* **What this task involves**: Set out each line from the following listing that includes the word "Verde".

* **Recorded information**:
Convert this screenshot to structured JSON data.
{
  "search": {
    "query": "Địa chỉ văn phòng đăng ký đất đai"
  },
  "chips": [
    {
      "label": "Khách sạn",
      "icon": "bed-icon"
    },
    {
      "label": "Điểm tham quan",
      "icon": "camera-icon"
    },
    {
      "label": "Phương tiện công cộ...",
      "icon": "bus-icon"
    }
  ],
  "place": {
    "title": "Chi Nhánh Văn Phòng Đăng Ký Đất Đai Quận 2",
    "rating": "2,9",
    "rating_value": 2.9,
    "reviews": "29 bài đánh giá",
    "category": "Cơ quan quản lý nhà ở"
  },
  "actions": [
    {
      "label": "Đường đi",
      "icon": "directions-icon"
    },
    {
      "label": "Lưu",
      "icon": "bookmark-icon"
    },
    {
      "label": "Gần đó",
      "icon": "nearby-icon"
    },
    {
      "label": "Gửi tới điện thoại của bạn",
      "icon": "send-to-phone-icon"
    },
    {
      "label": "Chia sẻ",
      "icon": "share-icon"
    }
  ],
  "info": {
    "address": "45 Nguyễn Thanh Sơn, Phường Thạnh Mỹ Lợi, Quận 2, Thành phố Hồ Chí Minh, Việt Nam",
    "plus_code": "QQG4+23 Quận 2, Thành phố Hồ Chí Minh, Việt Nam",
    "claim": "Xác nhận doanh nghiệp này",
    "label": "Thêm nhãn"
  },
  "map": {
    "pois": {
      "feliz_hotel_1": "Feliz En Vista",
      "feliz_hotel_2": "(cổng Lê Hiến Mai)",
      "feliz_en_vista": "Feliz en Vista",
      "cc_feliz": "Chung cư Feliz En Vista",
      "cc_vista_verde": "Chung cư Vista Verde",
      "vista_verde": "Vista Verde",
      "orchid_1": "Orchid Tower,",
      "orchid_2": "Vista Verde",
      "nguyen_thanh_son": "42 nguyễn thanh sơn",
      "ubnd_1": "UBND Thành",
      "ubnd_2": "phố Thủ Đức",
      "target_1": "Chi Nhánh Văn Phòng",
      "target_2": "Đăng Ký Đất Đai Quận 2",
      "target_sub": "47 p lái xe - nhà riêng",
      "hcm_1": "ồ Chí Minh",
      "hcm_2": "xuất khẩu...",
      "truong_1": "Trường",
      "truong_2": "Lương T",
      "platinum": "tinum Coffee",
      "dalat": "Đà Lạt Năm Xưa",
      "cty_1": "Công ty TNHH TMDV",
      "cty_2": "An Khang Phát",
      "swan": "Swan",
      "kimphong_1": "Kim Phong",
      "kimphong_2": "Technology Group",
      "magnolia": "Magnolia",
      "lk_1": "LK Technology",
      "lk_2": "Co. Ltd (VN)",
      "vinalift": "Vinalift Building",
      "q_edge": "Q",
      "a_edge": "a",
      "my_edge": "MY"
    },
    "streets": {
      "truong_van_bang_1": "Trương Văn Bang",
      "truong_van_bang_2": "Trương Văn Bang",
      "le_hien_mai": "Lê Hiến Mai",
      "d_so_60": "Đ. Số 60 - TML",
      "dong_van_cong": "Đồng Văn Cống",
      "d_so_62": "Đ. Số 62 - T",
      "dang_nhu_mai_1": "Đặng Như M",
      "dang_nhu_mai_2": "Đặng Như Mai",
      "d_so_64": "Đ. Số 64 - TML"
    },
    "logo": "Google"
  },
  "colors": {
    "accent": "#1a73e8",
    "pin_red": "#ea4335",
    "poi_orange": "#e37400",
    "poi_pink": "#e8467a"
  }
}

* **Final answer**:
      "cc_vista_verde": "Chung cư Vista Verde",
      "vista_verde": "Vista Verde",
      "orchid_2": "Vista Verde",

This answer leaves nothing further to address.